◆ Task statement
Lines holding the string "介護保険の施設" are the ones to copy; find them all in the data.

◆ Given records
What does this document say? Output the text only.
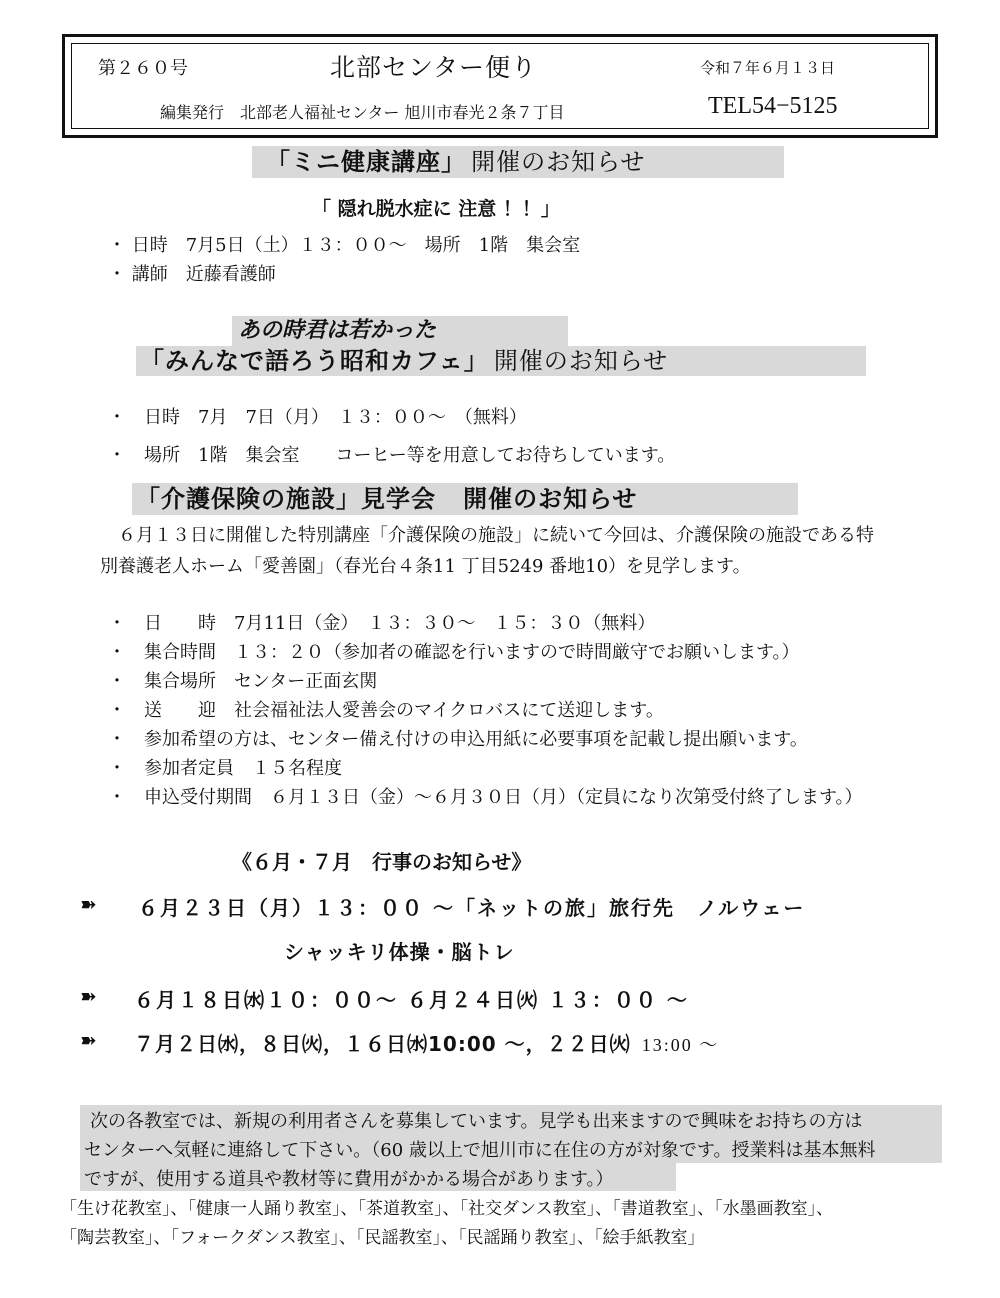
第２６０号	北部センター便り	令和７年６月１３日
編集発行　北部老人福祉センター 旭川市春光２条７丁目	TEL54−5125
「ミニ健康講座」 開催のお知らせ
「 隠れ脱水症に 注意 ！！」
・ 日時　7月5日（土）１３：００～　場所　1階　集会室
・ 講師　近藤看護師
あの時君は若かった
「みんなで語ろう昭和カフェ」 開催のお知らせ
・　日時　7月　7日（月）　１３：００～　（無料）
・　場所　1階　集会室　　コーヒー等を用意してお待ちしています。
「介護保険の施設」見学会 開催のお知らせ
６月１３日に開催した特別講座「介護保険の施設」に続いて今回は、介護保険の施設である特
別養護老人ホーム「愛善園」（春光台４条11 丁目5249 番地10）を見学します。
・　日　　時　7月11日（金）　１３：３０～　１５：３０（無料）
・　集合時間　１３：２０（参加者の確認を行いますので時間厳守でお願いします。）
・　集合場所　センター正面玄関
・　送　　迎　社会福祉法人愛善会のマイクロバスにて送迎します。
・　参加希望の方は、センター備え付けの申込用紙に必要事項を記載し提出願います。
・　参加者定員　１５名程度
・　申込受付期間　６月１３日（金）～６月３０日（月）（定員になり次第受付終了します。）
《６月・７月　行事のお知らせ》
➽ ６月２３日（月）１３：００ ～「ネットの旅」旅行先　ノルウェー
シャッキリ体操・脳トレ
➽ ６月１８日㈬１０：００～ ６月２４日㈫ １３：００ ～
➽ ７月２日㈬，８日㈫，１６日㈬10:00 ～，２２日㈫ 13:00 ～
次の各教室では、新規の利用者さんを募集しています。見学も出来ますので興味をお持ちの方は
センターへ気軽に連絡して下さい。（60 歳以上で旭川市に在住の方が対象です。授業料は基本無料
ですが、使用する道具や教材等に費用がかかる場合があります。）
「生け花教室」、「健康一人踊り教室」、「茶道教室」、「社交ダンス教室」、「書道教室」、「水墨画教室」、
「陶芸教室」、「フォークダンス教室」、「民謡教室」、「民謡踊り教室」、「絵手紙教室」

◆ Task output
「介護保険の施設」見学会 開催のお知らせ
６月１３日に開催した特別講座「介護保険の施設」に続いて今回は、介護保険の施設である特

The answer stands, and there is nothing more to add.